_Belirtilen Görev_
Aşağıdaki verileri düzenleyin: "wave-height-point" ifadesini her geçtiği yerde "wave-point" ile değiştirip satırları yeniden yazın, geri kalan her şeyi aynen koruyun.
--- Sağlanan Veriler ---
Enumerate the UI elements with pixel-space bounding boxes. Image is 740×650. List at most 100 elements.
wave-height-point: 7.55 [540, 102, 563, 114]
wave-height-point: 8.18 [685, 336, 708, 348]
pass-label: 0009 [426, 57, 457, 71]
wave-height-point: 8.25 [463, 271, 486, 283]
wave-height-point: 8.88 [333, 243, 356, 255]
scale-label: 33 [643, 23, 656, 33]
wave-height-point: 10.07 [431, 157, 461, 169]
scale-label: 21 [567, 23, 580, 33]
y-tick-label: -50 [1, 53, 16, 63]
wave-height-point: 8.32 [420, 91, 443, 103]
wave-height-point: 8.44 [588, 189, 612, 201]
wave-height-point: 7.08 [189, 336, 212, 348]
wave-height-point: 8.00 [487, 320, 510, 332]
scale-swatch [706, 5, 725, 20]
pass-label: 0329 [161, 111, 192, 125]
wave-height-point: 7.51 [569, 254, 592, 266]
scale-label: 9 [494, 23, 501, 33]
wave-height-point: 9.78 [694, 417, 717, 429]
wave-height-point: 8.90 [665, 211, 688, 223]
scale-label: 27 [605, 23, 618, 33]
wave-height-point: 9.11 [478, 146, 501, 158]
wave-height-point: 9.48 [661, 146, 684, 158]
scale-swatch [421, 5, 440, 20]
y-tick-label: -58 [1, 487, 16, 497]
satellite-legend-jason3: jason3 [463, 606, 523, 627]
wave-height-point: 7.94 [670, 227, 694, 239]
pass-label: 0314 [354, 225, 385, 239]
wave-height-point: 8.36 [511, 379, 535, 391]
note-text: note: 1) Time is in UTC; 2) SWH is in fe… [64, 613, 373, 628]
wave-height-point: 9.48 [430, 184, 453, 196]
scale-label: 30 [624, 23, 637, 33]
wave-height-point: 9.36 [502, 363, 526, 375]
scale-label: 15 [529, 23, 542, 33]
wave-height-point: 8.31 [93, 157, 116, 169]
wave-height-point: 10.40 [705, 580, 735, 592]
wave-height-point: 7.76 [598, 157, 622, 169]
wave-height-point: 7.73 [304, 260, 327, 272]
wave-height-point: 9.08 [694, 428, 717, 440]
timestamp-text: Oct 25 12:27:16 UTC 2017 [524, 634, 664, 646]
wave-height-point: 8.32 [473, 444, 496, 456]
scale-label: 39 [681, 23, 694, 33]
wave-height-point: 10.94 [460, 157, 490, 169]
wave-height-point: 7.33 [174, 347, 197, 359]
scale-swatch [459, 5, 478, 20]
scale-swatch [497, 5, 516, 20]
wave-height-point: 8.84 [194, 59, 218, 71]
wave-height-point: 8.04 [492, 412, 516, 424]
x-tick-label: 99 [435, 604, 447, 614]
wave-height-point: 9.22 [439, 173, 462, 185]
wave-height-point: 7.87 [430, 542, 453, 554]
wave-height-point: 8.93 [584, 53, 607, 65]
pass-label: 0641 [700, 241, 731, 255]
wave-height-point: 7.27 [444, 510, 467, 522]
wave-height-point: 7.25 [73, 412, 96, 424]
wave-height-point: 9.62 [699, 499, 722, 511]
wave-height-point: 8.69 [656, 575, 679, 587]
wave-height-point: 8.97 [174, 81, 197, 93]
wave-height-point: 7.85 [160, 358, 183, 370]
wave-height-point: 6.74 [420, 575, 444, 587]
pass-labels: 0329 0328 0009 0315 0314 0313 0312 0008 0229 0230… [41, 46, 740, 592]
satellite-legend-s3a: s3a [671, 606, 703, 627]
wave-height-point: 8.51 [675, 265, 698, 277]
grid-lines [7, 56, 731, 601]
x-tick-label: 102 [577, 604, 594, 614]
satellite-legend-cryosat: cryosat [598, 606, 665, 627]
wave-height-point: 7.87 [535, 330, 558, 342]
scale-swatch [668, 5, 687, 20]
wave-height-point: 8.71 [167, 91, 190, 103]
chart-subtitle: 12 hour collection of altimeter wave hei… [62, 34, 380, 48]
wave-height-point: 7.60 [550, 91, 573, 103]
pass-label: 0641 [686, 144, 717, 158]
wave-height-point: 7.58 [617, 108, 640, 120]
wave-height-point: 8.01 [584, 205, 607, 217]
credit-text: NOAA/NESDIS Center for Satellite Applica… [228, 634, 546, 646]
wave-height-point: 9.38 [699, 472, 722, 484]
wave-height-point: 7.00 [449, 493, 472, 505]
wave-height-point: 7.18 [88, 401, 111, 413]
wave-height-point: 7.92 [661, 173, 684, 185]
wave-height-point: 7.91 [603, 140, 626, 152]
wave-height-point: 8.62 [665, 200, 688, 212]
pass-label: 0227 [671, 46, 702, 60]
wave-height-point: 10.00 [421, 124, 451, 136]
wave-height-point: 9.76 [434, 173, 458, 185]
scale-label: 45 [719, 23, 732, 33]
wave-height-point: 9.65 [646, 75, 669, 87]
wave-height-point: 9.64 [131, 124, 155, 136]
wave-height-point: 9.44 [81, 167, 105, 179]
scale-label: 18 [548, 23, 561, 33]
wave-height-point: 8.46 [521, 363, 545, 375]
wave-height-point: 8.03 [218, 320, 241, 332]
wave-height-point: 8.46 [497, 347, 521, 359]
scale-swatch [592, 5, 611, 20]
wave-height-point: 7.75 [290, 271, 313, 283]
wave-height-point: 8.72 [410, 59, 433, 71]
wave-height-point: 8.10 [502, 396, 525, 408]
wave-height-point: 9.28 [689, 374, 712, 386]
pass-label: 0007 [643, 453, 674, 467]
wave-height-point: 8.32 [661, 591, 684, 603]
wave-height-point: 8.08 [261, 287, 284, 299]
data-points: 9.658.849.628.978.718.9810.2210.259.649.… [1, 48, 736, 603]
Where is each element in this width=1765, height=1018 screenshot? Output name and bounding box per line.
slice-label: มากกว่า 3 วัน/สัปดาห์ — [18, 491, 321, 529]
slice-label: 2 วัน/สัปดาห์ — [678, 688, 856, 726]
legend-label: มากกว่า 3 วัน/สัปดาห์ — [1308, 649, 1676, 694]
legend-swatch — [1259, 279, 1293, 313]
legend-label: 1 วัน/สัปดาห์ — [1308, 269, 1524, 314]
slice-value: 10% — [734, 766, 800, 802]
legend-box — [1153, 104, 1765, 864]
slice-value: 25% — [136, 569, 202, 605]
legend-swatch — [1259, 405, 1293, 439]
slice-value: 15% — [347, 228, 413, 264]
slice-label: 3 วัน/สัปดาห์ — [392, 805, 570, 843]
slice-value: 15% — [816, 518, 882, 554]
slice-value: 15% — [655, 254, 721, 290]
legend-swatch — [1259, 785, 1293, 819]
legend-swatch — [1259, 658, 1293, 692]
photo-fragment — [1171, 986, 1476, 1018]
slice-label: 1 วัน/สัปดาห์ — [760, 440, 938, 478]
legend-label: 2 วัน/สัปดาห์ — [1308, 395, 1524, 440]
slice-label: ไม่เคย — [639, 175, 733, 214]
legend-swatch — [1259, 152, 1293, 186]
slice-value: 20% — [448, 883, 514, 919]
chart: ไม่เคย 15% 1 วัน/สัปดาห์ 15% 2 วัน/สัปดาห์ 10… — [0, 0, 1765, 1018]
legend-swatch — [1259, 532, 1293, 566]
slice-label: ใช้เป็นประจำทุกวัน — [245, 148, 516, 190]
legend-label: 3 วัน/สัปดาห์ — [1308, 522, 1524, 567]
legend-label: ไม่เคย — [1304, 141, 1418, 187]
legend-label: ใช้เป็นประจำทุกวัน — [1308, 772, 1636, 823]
---
_Çıktı_
Enumerate the UI elements with pixel-space bounding boxes. Image is 740×650. List at most 100 elements.
wave-point: 7.55 [540, 102, 563, 114]
wave-point: 8.18 [685, 336, 708, 348]
pass-label: 0009 [426, 57, 457, 71]
wave-point: 8.25 [463, 271, 486, 283]
wave-point: 8.88 [333, 243, 356, 255]
scale-label: 33 [643, 23, 656, 33]
wave-point: 10.07 [431, 157, 461, 169]
scale-label: 21 [567, 23, 580, 33]
y-tick-label: -50 [1, 53, 16, 63]
wave-point: 8.32 [420, 91, 443, 103]
wave-point: 8.44 [588, 189, 612, 201]
wave-point: 7.08 [189, 336, 212, 348]
wave-point: 8.00 [487, 320, 510, 332]
scale-swatch [706, 5, 725, 20]
pass-label: 0329 [161, 111, 192, 125]
wave-point: 7.51 [569, 254, 592, 266]
scale-label: 9 [494, 23, 501, 33]
wave-point: 9.78 [694, 417, 717, 429]
wave-point: 8.90 [665, 211, 688, 223]
scale-label: 27 [605, 23, 618, 33]
wave-point: 9.11 [478, 146, 501, 158]
wave-point: 9.48 [661, 146, 684, 158]
scale-swatch [421, 5, 440, 20]
y-tick-label: -58 [1, 487, 16, 497]
satellite-legend-jason3: jason3 [463, 606, 523, 627]
wave-point: 7.94 [670, 227, 694, 239]
pass-label: 0314 [354, 225, 385, 239]
wave-point: 8.36 [511, 379, 535, 391]
note-text: note: 1) Time is in UTC; 2) SWH is in fe… [64, 613, 373, 628]
wave-point: 9.48 [430, 184, 453, 196]
scale-label: 30 [624, 23, 637, 33]
wave-point: 9.36 [502, 363, 526, 375]
scale-label: 15 [529, 23, 542, 33]
wave-point: 8.31 [93, 157, 116, 169]
wave-point: 10.40 [705, 580, 735, 592]
wave-point: 7.76 [598, 157, 622, 169]
wave-point: 7.73 [304, 260, 327, 272]
wave-point: 9.08 [694, 428, 717, 440]
timestamp-text: Oct 25 12:27:16 UTC 2017 [524, 634, 664, 646]
wave-point: 8.32 [473, 444, 496, 456]
scale-label: 39 [681, 23, 694, 33]
wave-point: 10.94 [460, 157, 490, 169]
wave-point: 7.33 [174, 347, 197, 359]
scale-swatch [459, 5, 478, 20]
scale-swatch [497, 5, 516, 20]
wave-point: 8.84 [194, 59, 218, 71]
wave-point: 8.04 [492, 412, 516, 424]
x-tick-label: 99 [435, 604, 447, 614]
wave-point: 9.22 [439, 173, 462, 185]
wave-point: 7.87 [430, 542, 453, 554]
wave-point: 8.93 [584, 53, 607, 65]
pass-label: 0641 [700, 241, 731, 255]
wave-point: 7.27 [444, 510, 467, 522]
wave-point: 7.25 [73, 412, 96, 424]
wave-point: 9.62 [699, 499, 722, 511]
wave-point: 8.69 [656, 575, 679, 587]
wave-point: 8.97 [174, 81, 197, 93]
wave-point: 7.85 [160, 358, 183, 370]
wave-point: 6.74 [420, 575, 444, 587]
pass-labels: 0329 0328 0009 0315 0314 0313 0312 0008 0229 0230… [41, 46, 740, 592]
satellite-legend-s3a: s3a [671, 606, 703, 627]
wave-point: 8.51 [675, 265, 698, 277]
grid-lines [7, 56, 731, 601]
x-tick-label: 102 [577, 604, 594, 614]
satellite-legend-cryosat: cryosat [598, 606, 665, 627]
wave-point: 7.87 [535, 330, 558, 342]
scale-swatch [668, 5, 687, 20]
wave-point: 8.71 [167, 91, 190, 103]
chart-subtitle: 12 hour collection of altimeter wave hei… [62, 34, 380, 48]
wave-point: 7.60 [550, 91, 573, 103]
pass-label: 0641 [686, 144, 717, 158]
wave-point: 7.58 [617, 108, 640, 120]
wave-point: 8.01 [584, 205, 607, 217]
credit-text: NOAA/NESDIS Center for Satellite Applica… [228, 634, 546, 646]
wave-point: 9.38 [699, 472, 722, 484]
wave-point: 7.00 [449, 493, 472, 505]
wave-point: 7.18 [88, 401, 111, 413]
wave-point: 7.92 [661, 173, 684, 185]
wave-point: 7.91 [603, 140, 626, 152]
wave-point: 8.62 [665, 200, 688, 212]
pass-label: 0227 [671, 46, 702, 60]
wave-point: 10.00 [421, 124, 451, 136]
wave-point: 9.76 [434, 173, 458, 185]
scale-label: 45 [719, 23, 732, 33]
wave-point: 9.65 [646, 75, 669, 87]
wave-point: 9.64 [131, 124, 155, 136]
wave-point: 9.44 [81, 167, 105, 179]
scale-label: 18 [548, 23, 561, 33]
wave-point: 8.46 [521, 363, 545, 375]
wave-point: 8.03 [218, 320, 241, 332]
wave-point: 8.46 [497, 347, 521, 359]
scale-swatch [592, 5, 611, 20]
wave-point: 7.75 [290, 271, 313, 283]
wave-point: 8.72 [410, 59, 433, 71]
wave-point: 8.10 [502, 396, 525, 408]
wave-point: 9.28 [689, 374, 712, 386]
pass-label: 0007 [643, 453, 674, 467]
wave-point: 8.32 [661, 591, 684, 603]
wave-point: 8.08 [261, 287, 284, 299]
data-points: 9.658.849.628.978.718.9810.2210.259.649.… [1, 48, 736, 603]
Where is each element in this width=1765, height=1018 screenshot? Output name and bounding box per line.
slice-label: มากกว่า 3 วัน/สัปดาห์ — [18, 491, 321, 529]
slice-label: 2 วัน/สัปดาห์ — [678, 688, 856, 726]
legend-label: มากกว่า 3 วัน/สัปดาห์ — [1308, 649, 1676, 694]
legend-swatch — [1259, 279, 1293, 313]
legend-label: 1 วัน/สัปดาห์ — [1308, 269, 1524, 314]
slice-value: 10% — [734, 766, 800, 802]
legend-box — [1153, 104, 1765, 864]
slice-value: 25% — [136, 569, 202, 605]
legend-swatch — [1259, 405, 1293, 439]
slice-value: 15% — [347, 228, 413, 264]
slice-label: 3 วัน/สัปดาห์ — [392, 805, 570, 843]
slice-value: 15% — [816, 518, 882, 554]
slice-value: 15% — [655, 254, 721, 290]
legend-swatch — [1259, 785, 1293, 819]
legend-swatch — [1259, 658, 1293, 692]
photo-fragment — [1171, 986, 1476, 1018]
slice-label: 1 วัน/สัปดาห์ — [760, 440, 938, 478]
legend-label: 2 วัน/สัปดาห์ — [1308, 395, 1524, 440]
slice-label: ไม่เคย — [639, 175, 733, 214]
legend-swatch — [1259, 152, 1293, 186]
slice-value: 20% — [448, 883, 514, 919]
chart: ไม่เคย 15% 1 วัน/สัปดาห์ 15% 2 วัน/สัปดาห์ 10… — [0, 0, 1765, 1018]
legend-swatch — [1259, 532, 1293, 566]
slice-label: ใช้เป็นประจำทุกวัน — [245, 148, 516, 190]
legend-label: 3 วัน/สัปดาห์ — [1308, 522, 1524, 567]
legend-label: ไม่เคย — [1304, 141, 1418, 187]
legend-label: ใช้เป็นประจำทุกวัน — [1308, 772, 1636, 823]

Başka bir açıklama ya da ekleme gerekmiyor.